== Provided entries ==
● ● ● ●
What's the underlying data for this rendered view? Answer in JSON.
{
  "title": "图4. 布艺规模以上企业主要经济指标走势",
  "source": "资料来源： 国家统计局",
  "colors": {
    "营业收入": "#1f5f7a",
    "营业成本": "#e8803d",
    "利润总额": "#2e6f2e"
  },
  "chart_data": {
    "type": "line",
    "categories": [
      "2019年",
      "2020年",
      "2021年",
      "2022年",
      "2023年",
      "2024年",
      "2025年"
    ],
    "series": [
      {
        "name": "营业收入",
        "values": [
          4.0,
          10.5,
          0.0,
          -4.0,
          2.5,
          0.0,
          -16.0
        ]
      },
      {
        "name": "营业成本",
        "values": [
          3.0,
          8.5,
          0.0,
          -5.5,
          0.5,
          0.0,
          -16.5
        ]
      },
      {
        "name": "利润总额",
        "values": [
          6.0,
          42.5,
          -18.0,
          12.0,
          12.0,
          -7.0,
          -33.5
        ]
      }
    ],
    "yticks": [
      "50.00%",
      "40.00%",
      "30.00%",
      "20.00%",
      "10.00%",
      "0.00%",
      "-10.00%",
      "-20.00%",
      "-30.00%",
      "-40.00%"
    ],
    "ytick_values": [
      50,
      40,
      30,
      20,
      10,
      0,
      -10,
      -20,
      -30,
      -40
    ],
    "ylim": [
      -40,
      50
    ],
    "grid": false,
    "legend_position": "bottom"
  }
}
● ● ● ●
== Exercise aim ==
Reproduce the whole listing word for word.

== The output ==
What's the underlying data for this rendered view? Answer in JSON.
{
  "title": "图4. 布艺规模以上企业主要经济指标走势",
  "source": "资料来源： 国家统计局",
  "colors": {
    "营业收入": "#1f5f7a",
    "营业成本": "#e8803d",
    "利润总额": "#2e6f2e"
  },
  "chart_data": {
    "type": "line",
    "categories": [
      "2019年",
      "2020年",
      "2021年",
      "2022年",
      "2023年",
      "2024年",
      "2025年"
    ],
    "series": [
      {
        "name": "营业收入",
        "values": [
          4.0,
          10.5,
          0.0,
          -4.0,
          2.5,
          0.0,
          -16.0
        ]
      },
      {
        "name": "营业成本",
        "values": [
          3.0,
          8.5,
          0.0,
          -5.5,
          0.5,
          0.0,
          -16.5
        ]
      },
      {
        "name": "利润总额",
        "values": [
          6.0,
          42.5,
          -18.0,
          12.0,
          12.0,
          -7.0,
          -33.5
        ]
      }
    ],
    "yticks": [
      "50.00%",
      "40.00%",
      "30.00%",
      "20.00%",
      "10.00%",
      "0.00%",
      "-10.00%",
      "-20.00%",
      "-30.00%",
      "-40.00%"
    ],
    "ytick_values": [
      50,
      40,
      30,
      20,
      10,
      0,
      -10,
      -20,
      -30,
      -40
    ],
    "ylim": [
      -40,
      50
    ],
    "grid": false,
    "legend_position": "bottom"
  }
}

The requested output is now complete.